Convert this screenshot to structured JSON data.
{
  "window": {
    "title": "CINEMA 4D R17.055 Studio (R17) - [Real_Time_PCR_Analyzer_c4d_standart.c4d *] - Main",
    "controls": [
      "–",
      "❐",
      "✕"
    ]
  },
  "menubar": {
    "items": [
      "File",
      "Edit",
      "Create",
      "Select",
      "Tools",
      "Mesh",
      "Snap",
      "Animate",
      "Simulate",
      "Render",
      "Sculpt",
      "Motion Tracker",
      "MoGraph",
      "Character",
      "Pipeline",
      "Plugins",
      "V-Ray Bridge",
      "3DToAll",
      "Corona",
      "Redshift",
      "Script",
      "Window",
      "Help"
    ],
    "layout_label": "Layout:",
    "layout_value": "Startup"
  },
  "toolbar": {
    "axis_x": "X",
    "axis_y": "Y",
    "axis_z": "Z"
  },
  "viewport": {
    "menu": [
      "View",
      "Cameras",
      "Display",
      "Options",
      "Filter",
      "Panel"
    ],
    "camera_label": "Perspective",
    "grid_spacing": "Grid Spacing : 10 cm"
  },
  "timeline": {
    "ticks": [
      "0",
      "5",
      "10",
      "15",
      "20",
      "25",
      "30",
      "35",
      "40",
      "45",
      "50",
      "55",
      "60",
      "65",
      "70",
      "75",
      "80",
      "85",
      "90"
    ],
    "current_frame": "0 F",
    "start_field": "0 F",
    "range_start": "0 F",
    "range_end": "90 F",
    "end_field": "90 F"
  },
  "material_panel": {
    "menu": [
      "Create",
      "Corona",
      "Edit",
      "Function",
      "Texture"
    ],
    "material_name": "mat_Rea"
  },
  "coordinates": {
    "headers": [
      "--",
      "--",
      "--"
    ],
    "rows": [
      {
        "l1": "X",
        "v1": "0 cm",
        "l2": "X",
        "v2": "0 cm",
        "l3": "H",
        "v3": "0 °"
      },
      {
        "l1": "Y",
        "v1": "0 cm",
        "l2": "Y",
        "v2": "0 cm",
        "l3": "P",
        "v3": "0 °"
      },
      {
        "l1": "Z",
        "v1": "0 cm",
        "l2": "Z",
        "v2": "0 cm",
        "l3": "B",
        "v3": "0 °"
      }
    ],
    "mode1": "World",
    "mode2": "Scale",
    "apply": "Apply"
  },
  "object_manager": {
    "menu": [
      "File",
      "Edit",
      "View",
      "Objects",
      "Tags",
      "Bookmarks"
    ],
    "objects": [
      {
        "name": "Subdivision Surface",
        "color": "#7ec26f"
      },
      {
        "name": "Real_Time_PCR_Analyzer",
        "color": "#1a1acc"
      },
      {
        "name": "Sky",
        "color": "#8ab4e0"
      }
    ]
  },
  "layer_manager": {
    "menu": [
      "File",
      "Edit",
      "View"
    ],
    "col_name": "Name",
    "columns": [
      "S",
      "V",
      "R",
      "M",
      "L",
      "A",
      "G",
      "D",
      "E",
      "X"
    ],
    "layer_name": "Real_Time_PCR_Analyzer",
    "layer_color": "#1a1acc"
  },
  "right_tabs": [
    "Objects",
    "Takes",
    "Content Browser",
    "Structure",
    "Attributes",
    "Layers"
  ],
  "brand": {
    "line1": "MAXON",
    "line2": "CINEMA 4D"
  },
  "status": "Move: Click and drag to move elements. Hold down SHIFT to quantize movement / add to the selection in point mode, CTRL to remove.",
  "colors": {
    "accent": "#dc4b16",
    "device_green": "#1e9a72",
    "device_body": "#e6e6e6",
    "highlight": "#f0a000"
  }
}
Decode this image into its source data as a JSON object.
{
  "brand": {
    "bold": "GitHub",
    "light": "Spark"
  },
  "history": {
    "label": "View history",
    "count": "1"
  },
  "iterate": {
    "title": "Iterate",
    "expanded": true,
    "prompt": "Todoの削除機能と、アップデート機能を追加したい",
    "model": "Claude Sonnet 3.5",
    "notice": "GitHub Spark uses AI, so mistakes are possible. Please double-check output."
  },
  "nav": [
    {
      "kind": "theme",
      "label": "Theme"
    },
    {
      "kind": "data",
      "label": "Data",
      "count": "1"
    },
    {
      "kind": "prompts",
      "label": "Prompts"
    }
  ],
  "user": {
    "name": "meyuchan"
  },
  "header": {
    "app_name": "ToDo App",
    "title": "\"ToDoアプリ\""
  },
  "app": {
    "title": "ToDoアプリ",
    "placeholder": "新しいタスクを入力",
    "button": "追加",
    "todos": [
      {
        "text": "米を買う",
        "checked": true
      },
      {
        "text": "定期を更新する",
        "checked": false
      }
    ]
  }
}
◆ ◆ ◆ ◆
WRITTEN PROBLEM
Give the count of lines in the data shown above that contain "this", and nothing else.

THE COMPLETED TASK
2